··· Extracted data ···
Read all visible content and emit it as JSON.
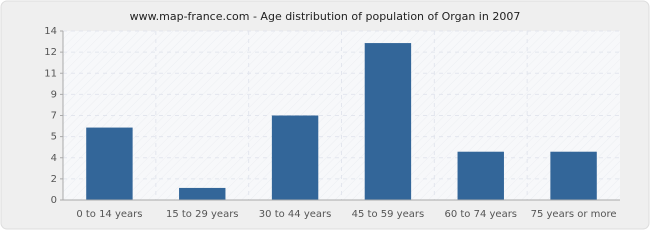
{
  "chart_data": {
    "type": "bar",
    "title": "www.map-france.com - Age distribution of population of Organ in 2007",
    "categories": [
      "0 to 14 years",
      "15 to 29 years",
      "30 to 44 years",
      "45 to 59 years",
      "60 to 74 years",
      "75 years or more"
    ],
    "values": [
      6,
      1,
      7,
      13,
      4,
      4
    ],
    "color": "#336699",
    "ylim": [
      0,
      14
    ],
    "yticks": [
      0,
      {
        "value": 1.75,
        "label": "2"
      },
      {
        "value": 3.5,
        "label": "4"
      },
      {
        "value": 5.25,
        "label": "5"
      },
      7,
      {
        "value": 8.75,
        "label": "9"
      },
      {
        "value": 10.5,
        "label": "11"
      },
      {
        "value": 12.25,
        "label": "12"
      },
      14
    ],
    "grid": true
  }
}
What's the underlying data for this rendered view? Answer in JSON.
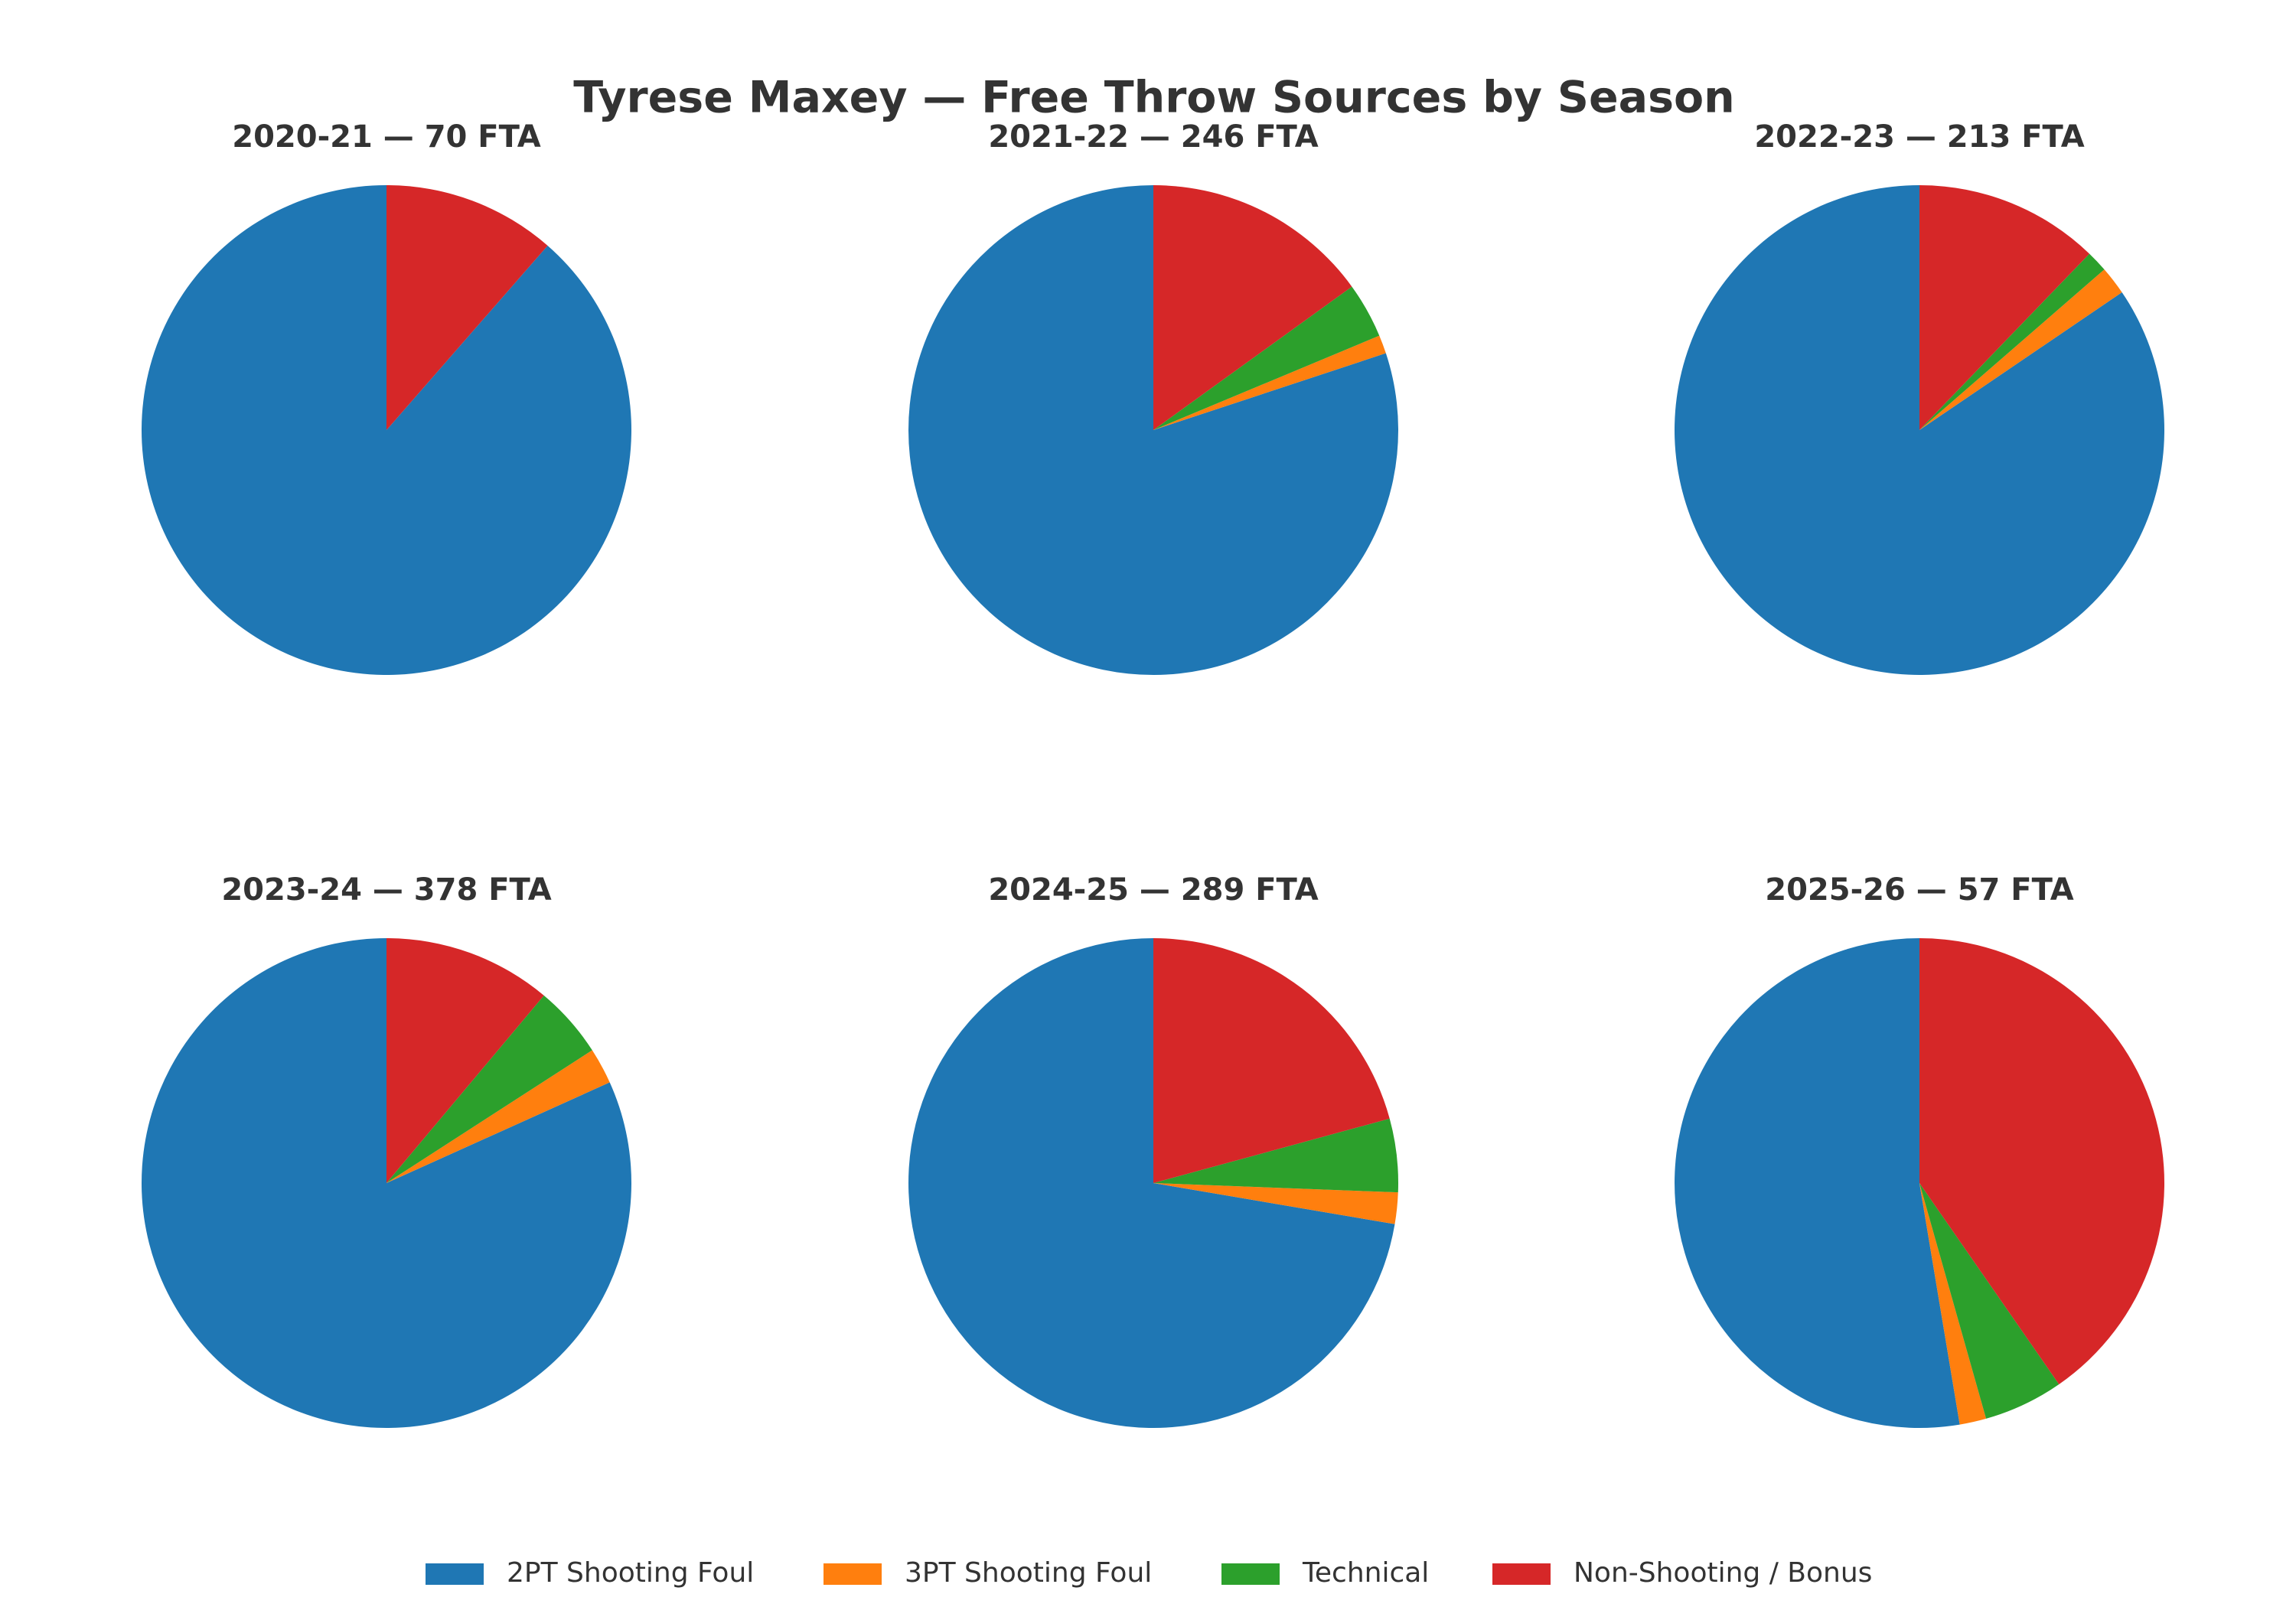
{
  "chart_data": {
    "type": "pie",
    "title": "Tyrese Maxey — Free Throw Sources by Season",
    "start_angle": "12 o'clock",
    "direction": "counter-clockwise",
    "legend_position": "bottom-center",
    "categories": [
      "2PT Shooting Foul",
      "3PT Shooting Foul",
      "Technical",
      "Non-Shooting / Bonus"
    ],
    "colors": [
      "#1f77b4",
      "#ff7f0e",
      "#2ca02c",
      "#d62728"
    ],
    "pies": [
      {
        "title": "2020-21 — 70 FTA",
        "season": "2020-21",
        "fta": 70,
        "values": [
          62,
          0,
          0,
          8
        ]
      },
      {
        "title": "2021-22 — 246 FTA",
        "season": "2021-22",
        "fta": 246,
        "values": [
          197,
          3,
          9,
          37
        ]
      },
      {
        "title": "2022-23 — 213 FTA",
        "season": "2022-23",
        "fta": 213,
        "values": [
          180,
          4,
          3,
          26
        ]
      },
      {
        "title": "2023-24 — 378 FTA",
        "season": "2023-24",
        "fta": 378,
        "values": [
          309,
          9,
          18,
          42
        ]
      },
      {
        "title": "2024-25 — 289 FTA",
        "season": "2024-25",
        "fta": 289,
        "values": [
          209,
          6,
          14,
          60
        ]
      },
      {
        "title": "2025-26 — 57 FTA",
        "season": "2025-26",
        "fta": 57,
        "values": [
          30,
          1,
          3,
          23
        ]
      }
    ]
  }
}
···
Problem statement —
Extract all lines containing the word "title".

Answer to this problem —
    "title": "www.map-france.com - Age distribution of population of Organ in 2007",
    "title": "Tyrese Maxey — Free Throw Sources by Season",
        "title": "2020-21 — 70 FTA",
        "title": "2021-22 — 246 FTA",
        "title": "2022-23 — 213 FTA",
        "title": "2023-24 — 378 FTA",
        "title": "2024-25 — 289 FTA",
        "title": "2025-26 — 57 FTA",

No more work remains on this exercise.